Stored items from a collection
..............................

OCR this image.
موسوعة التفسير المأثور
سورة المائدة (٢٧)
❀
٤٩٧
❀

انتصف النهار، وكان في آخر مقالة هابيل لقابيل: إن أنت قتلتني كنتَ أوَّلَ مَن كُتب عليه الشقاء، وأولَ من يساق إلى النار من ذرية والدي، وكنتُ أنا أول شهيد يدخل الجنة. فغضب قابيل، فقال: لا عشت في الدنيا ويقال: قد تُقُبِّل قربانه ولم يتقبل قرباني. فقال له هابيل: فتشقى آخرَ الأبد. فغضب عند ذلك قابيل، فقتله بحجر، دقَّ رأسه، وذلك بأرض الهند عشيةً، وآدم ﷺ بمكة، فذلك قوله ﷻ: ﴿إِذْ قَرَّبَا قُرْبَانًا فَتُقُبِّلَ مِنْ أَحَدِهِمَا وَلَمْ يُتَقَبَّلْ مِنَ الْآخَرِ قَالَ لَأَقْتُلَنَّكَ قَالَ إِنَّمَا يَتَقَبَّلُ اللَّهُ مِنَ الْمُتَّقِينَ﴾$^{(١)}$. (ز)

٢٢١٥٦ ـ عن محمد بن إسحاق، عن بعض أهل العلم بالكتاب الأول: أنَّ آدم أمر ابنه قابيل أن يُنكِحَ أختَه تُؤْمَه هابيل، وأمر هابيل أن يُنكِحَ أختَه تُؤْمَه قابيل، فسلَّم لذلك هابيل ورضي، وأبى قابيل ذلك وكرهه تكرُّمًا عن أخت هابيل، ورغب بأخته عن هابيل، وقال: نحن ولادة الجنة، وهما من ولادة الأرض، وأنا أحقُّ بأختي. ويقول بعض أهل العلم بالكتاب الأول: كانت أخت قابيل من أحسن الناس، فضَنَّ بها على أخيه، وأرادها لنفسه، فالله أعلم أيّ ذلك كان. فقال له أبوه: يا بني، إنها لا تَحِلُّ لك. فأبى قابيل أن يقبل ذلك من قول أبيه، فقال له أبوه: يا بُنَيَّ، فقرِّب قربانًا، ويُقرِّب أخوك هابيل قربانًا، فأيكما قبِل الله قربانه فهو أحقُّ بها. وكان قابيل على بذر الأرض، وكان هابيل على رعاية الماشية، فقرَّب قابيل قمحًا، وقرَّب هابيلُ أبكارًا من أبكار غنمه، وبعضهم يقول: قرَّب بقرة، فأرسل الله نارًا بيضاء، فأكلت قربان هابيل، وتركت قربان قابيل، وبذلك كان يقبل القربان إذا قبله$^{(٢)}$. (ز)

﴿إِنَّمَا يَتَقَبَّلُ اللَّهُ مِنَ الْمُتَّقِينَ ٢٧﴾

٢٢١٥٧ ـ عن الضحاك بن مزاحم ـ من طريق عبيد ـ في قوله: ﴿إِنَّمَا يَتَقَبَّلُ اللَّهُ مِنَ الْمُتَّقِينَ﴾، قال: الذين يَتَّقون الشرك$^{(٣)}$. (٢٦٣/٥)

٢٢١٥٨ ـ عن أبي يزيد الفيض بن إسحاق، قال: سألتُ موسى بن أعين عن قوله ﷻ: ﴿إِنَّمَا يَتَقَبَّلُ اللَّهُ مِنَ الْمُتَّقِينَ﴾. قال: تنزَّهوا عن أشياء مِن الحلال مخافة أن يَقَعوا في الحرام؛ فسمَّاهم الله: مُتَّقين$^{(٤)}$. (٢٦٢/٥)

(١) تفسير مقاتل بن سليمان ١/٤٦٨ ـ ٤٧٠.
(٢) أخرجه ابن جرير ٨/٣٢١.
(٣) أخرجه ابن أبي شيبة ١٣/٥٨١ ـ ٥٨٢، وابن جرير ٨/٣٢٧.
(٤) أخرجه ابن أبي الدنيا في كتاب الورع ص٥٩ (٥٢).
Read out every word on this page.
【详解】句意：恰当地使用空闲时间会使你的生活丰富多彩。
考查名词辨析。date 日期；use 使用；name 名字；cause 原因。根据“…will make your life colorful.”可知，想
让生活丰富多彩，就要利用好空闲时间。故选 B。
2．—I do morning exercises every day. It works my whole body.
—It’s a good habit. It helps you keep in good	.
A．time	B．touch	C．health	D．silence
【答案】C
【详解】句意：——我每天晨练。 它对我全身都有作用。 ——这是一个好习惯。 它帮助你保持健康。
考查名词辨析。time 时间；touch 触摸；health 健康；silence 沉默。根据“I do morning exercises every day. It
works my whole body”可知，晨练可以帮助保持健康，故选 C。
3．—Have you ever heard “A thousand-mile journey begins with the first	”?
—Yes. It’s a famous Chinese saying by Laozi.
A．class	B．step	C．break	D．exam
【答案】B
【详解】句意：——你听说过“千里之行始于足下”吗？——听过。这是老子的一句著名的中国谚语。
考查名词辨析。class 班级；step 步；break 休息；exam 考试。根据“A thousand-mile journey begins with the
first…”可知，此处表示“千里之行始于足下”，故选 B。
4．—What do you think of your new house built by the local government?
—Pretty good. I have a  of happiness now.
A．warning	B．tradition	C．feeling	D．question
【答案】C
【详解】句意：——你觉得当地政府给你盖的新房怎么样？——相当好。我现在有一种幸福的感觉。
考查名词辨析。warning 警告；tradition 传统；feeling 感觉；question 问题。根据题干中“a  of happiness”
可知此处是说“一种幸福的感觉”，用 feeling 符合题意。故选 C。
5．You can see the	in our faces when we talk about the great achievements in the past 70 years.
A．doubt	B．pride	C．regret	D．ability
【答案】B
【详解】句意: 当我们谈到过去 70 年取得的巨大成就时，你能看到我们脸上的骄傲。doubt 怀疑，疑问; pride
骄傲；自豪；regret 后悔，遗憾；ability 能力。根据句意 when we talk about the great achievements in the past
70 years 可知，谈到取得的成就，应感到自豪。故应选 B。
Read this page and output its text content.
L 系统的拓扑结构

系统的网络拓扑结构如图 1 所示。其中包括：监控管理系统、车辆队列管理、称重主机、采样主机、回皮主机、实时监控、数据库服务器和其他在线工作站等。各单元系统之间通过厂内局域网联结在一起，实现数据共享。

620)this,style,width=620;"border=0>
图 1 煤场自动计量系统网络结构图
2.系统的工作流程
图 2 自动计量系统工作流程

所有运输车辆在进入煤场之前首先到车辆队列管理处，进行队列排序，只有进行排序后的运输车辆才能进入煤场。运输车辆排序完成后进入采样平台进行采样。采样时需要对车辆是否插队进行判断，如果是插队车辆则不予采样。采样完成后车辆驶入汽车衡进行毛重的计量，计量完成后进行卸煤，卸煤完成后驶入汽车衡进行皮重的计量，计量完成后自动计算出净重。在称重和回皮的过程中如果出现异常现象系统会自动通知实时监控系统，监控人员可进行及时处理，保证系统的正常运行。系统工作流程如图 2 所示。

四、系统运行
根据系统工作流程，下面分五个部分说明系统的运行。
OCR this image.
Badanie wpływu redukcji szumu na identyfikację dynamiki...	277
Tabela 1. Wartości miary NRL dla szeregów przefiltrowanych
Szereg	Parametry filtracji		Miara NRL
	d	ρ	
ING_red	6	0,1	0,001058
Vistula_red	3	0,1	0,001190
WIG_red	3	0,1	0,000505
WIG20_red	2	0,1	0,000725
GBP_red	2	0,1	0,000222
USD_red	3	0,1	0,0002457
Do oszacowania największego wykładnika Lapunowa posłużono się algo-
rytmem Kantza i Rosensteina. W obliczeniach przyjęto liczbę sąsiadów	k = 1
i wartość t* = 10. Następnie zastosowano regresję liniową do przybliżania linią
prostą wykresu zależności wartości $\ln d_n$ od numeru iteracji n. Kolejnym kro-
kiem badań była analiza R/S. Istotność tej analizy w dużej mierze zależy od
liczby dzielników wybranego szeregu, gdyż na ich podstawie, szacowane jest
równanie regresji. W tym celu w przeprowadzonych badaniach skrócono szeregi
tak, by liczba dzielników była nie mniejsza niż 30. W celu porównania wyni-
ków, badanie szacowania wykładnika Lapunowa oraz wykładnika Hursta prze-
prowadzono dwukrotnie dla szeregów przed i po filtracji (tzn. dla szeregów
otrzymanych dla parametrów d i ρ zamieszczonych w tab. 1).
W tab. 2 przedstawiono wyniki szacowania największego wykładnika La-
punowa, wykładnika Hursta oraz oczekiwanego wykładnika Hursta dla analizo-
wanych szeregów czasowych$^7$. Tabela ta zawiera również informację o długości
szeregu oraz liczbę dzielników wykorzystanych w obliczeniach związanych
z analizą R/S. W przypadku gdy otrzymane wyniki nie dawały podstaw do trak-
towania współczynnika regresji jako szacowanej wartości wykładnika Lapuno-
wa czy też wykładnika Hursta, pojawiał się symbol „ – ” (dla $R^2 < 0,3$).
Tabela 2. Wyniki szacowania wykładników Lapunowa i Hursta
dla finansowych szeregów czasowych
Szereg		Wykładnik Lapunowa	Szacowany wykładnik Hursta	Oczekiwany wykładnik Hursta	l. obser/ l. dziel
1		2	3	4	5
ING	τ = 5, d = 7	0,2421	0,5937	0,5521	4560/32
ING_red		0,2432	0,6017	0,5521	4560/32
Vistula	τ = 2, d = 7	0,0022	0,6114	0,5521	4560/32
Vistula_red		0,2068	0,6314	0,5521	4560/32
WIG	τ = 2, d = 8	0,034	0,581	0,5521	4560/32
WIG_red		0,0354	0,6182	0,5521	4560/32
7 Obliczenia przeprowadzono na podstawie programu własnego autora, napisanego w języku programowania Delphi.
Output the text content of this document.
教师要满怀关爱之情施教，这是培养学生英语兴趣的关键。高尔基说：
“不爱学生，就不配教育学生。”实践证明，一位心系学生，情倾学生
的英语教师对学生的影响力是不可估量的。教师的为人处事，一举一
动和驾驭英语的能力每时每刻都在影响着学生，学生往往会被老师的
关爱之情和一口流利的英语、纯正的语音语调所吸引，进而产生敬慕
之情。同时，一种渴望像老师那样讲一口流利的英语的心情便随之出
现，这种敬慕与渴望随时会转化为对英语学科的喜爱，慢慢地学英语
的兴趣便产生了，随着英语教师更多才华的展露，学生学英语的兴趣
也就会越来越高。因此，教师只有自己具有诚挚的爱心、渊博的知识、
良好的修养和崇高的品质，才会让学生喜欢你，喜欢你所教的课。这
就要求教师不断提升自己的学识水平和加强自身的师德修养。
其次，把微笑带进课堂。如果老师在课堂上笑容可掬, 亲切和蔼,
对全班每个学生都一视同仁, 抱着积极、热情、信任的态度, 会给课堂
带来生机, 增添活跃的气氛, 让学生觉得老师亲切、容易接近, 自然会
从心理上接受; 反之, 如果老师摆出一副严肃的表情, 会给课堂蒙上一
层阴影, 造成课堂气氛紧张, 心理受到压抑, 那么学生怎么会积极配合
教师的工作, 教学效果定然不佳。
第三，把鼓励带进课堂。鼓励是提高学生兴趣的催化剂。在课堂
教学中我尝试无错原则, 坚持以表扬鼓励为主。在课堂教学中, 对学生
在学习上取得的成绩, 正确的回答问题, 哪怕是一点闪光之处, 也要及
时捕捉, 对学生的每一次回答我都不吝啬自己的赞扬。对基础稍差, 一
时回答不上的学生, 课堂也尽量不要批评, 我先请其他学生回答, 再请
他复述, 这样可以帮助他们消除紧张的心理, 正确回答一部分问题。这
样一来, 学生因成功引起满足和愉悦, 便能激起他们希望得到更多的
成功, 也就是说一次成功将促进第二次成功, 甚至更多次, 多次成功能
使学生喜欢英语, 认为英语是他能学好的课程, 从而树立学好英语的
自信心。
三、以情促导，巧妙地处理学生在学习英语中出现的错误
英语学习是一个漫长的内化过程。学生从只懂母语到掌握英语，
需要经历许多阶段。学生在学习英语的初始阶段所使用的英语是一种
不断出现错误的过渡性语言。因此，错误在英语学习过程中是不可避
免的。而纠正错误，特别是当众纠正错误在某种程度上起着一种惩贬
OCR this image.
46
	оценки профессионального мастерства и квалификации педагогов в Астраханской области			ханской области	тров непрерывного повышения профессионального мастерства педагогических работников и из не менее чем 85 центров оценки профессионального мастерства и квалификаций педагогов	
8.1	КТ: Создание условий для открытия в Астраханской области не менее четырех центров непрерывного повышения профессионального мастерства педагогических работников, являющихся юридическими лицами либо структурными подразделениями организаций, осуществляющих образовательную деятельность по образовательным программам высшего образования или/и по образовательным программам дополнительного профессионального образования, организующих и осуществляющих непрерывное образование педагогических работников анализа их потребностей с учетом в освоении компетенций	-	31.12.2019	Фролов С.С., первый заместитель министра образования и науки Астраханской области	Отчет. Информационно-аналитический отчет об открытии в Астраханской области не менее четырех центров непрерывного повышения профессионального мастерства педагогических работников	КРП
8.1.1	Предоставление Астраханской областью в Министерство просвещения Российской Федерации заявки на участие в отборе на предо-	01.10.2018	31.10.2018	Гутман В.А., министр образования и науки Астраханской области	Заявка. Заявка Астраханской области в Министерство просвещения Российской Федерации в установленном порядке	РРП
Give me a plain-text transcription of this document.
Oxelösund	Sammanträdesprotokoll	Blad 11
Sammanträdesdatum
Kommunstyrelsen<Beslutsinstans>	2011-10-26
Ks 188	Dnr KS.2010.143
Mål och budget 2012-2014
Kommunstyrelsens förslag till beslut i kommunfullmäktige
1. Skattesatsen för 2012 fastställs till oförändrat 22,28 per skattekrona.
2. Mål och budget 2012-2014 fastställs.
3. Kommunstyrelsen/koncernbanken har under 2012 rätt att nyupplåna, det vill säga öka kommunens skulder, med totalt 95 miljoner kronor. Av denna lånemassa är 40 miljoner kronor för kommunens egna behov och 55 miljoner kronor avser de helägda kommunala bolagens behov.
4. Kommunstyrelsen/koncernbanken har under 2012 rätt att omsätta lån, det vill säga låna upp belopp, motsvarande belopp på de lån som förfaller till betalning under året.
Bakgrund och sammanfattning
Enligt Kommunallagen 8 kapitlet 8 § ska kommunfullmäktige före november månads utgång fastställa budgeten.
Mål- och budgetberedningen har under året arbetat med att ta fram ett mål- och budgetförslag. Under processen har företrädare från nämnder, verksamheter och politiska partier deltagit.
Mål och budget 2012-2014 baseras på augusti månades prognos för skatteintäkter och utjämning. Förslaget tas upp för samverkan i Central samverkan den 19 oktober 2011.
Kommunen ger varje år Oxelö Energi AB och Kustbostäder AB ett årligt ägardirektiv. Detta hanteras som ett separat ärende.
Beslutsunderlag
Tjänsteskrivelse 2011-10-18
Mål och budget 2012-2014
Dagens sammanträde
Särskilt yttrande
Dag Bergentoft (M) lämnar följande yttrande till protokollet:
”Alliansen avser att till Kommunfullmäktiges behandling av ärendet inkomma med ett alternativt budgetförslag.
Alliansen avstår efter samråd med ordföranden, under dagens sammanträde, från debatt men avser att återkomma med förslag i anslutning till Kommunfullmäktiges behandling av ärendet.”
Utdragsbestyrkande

..............................

_TASK DETAILS_:
Using the records given above, list every line that includes the word "الدنيا".

_RESULT_:
انتصف النهار، وكان في آخر مقالة هابيل لقابيل: إن أنت قتلتني كنتَ أوَّلَ مَن كُتب عليه الشقاء، وأولَ من يساق إلى النار من ذرية والدي، وكنتُ أنا أول شهيد يدخل الجنة. فغضب قابيل، فقال: لا عشت في الدنيا ويقال: قد تُقُبِّل قربانه ولم يتقبل قرباني. فقال له هابيل: فتشقى آخرَ الأبد. فغضب عند ذلك قابيل، فقتله بحجر، دقَّ رأسه، وذلك بأرض الهند عشيةً، وآدم ﷺ بمكة، فذلك قوله ﷻ: ﴿إِذْ قَرَّبَا قُرْبَانًا فَتُقُبِّلَ مِنْ أَحَدِهِمَا وَلَمْ يُتَقَبَّلْ مِنَ الْآخَرِ قَالَ لَأَقْتُلَنَّكَ قَالَ إِنَّمَا يَتَقَبَّلُ اللَّهُ مِنَ الْمُتَّقِينَ﴾$^{(١)}$. (ز)
(٤) أخرجه ابن أبي الدنيا في كتاب الورع ص٥٩ (٥٢).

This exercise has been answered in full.